EXERCISE DETAILS: Present the data once more in exactly its original form.

(Figure record extracts)
※ ※ ※

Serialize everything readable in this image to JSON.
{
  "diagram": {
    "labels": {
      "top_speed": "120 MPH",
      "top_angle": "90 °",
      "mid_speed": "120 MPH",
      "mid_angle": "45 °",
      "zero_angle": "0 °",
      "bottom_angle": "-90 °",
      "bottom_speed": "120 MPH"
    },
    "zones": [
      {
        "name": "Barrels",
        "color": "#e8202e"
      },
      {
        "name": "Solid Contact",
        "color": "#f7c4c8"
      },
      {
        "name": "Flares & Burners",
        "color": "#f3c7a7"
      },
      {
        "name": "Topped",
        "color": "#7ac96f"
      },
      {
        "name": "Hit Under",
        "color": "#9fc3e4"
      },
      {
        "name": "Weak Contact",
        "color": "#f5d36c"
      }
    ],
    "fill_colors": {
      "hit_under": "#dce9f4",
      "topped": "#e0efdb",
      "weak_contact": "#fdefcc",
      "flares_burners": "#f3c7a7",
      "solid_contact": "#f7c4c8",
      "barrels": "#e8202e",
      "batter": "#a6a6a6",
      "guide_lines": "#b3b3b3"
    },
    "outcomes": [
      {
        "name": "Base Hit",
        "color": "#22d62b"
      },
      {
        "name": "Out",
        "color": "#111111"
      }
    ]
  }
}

※ ※ ※

COMPLETE OUTPUT:
Serialize everything readable in this image to JSON.
{
  "diagram": {
    "labels": {
      "top_speed": "120 MPH",
      "top_angle": "90 °",
      "mid_speed": "120 MPH",
      "mid_angle": "45 °",
      "zero_angle": "0 °",
      "bottom_angle": "-90 °",
      "bottom_speed": "120 MPH"
    },
    "zones": [
      {
        "name": "Barrels",
        "color": "#e8202e"
      },
      {
        "name": "Solid Contact",
        "color": "#f7c4c8"
      },
      {
        "name": "Flares & Burners",
        "color": "#f3c7a7"
      },
      {
        "name": "Topped",
        "color": "#7ac96f"
      },
      {
        "name": "Hit Under",
        "color": "#9fc3e4"
      },
      {
        "name": "Weak Contact",
        "color": "#f5d36c"
      }
    ],
    "fill_colors": {
      "hit_under": "#dce9f4",
      "topped": "#e0efdb",
      "weak_contact": "#fdefcc",
      "flares_burners": "#f3c7a7",
      "solid_contact": "#f7c4c8",
      "barrels": "#e8202e",
      "batter": "#a6a6a6",
      "guide_lines": "#b3b3b3"
    },
    "outcomes": [
      {
        "name": "Base Hit",
        "color": "#22d62b"
      },
      {
        "name": "Out",
        "color": "#111111"
      }
    ]
  }
}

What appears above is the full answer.